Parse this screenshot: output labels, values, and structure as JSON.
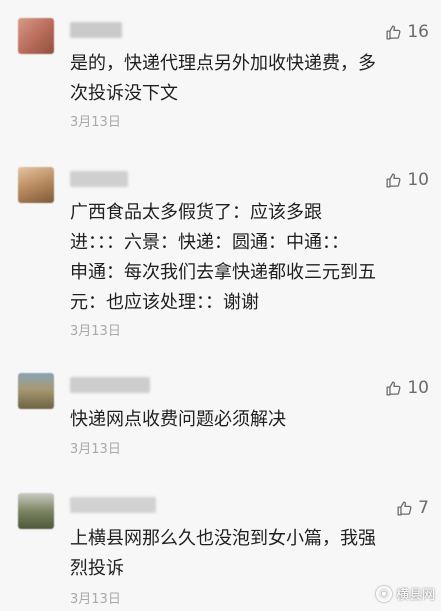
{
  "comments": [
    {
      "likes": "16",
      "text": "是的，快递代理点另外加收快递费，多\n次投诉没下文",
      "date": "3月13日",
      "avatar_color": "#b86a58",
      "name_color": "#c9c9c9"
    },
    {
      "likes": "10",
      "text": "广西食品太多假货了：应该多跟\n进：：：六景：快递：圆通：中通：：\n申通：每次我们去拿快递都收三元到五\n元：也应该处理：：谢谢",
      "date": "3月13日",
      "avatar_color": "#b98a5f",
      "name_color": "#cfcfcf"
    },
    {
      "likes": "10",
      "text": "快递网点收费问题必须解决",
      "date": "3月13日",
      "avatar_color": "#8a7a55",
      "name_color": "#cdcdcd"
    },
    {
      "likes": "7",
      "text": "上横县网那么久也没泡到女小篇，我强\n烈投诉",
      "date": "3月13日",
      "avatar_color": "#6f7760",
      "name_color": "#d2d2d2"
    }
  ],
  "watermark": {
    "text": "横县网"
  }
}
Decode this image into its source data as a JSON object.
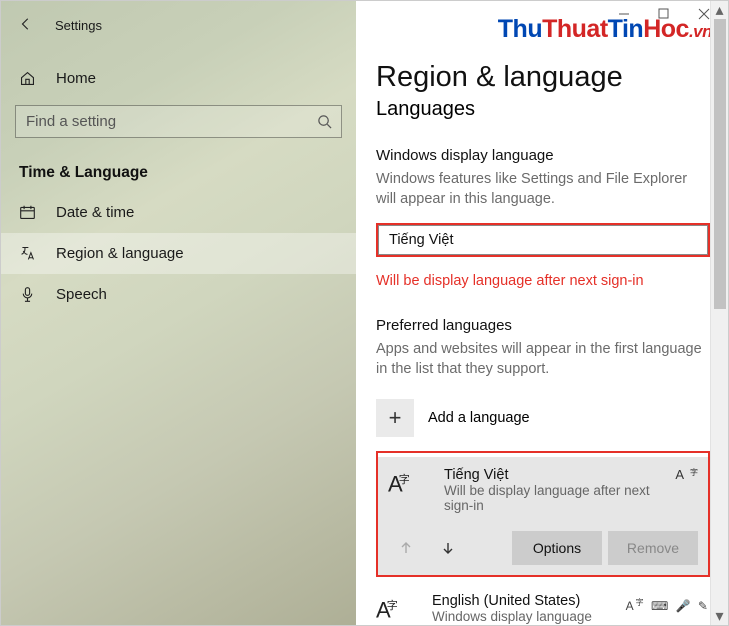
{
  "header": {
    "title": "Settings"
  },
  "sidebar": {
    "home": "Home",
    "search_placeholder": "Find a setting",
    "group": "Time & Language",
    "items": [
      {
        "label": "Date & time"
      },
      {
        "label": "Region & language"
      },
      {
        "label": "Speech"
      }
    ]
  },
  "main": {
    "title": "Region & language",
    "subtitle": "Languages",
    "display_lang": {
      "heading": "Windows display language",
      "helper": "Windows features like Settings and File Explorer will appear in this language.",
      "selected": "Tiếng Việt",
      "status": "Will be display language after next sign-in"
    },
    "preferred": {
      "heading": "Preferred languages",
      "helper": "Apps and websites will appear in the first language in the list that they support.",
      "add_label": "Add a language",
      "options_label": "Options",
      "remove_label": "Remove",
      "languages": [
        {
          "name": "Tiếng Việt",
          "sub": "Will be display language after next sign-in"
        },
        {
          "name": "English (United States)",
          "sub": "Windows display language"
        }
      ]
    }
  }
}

_ _ _ _

__Set exercise__. Output the records above exactly as they are, leaving out the pictures.

__Task solution__.
Parse this screenshot: output labels, values, and structure as JSON.
{
  "comments": [
    {
      "likes": "16",
      "text": "是的，快递代理点另外加收快递费，多\n次投诉没下文",
      "date": "3月13日",
      "avatar_color": "#b86a58",
      "name_color": "#c9c9c9"
    },
    {
      "likes": "10",
      "text": "广西食品太多假货了：应该多跟\n进：：：六景：快递：圆通：中通：：\n申通：每次我们去拿快递都收三元到五\n元：也应该处理：：谢谢",
      "date": "3月13日",
      "avatar_color": "#b98a5f",
      "name_color": "#cfcfcf"
    },
    {
      "likes": "10",
      "text": "快递网点收费问题必须解决",
      "date": "3月13日",
      "avatar_color": "#8a7a55",
      "name_color": "#cdcdcd"
    },
    {
      "likes": "7",
      "text": "上横县网那么久也没泡到女小篇，我强\n烈投诉",
      "date": "3月13日",
      "avatar_color": "#6f7760",
      "name_color": "#d2d2d2"
    }
  ],
  "watermark": {
    "text": "横县网"
  }
}
Decode this image into its source data as a JSON object.
{
  "header": {
    "title": "Settings"
  },
  "sidebar": {
    "home": "Home",
    "search_placeholder": "Find a setting",
    "group": "Time & Language",
    "items": [
      {
        "label": "Date & time"
      },
      {
        "label": "Region & language"
      },
      {
        "label": "Speech"
      }
    ]
  },
  "main": {
    "title": "Region & language",
    "subtitle": "Languages",
    "display_lang": {
      "heading": "Windows display language",
      "helper": "Windows features like Settings and File Explorer will appear in this language.",
      "selected": "Tiếng Việt",
      "status": "Will be display language after next sign-in"
    },
    "preferred": {
      "heading": "Preferred languages",
      "helper": "Apps and websites will appear in the first language in the list that they support.",
      "add_label": "Add a language",
      "options_label": "Options",
      "remove_label": "Remove",
      "languages": [
        {
          "name": "Tiếng Việt",
          "sub": "Will be display language after next sign-in"
        },
        {
          "name": "English (United States)",
          "sub": "Windows display language"
        }
      ]
    }
  }
}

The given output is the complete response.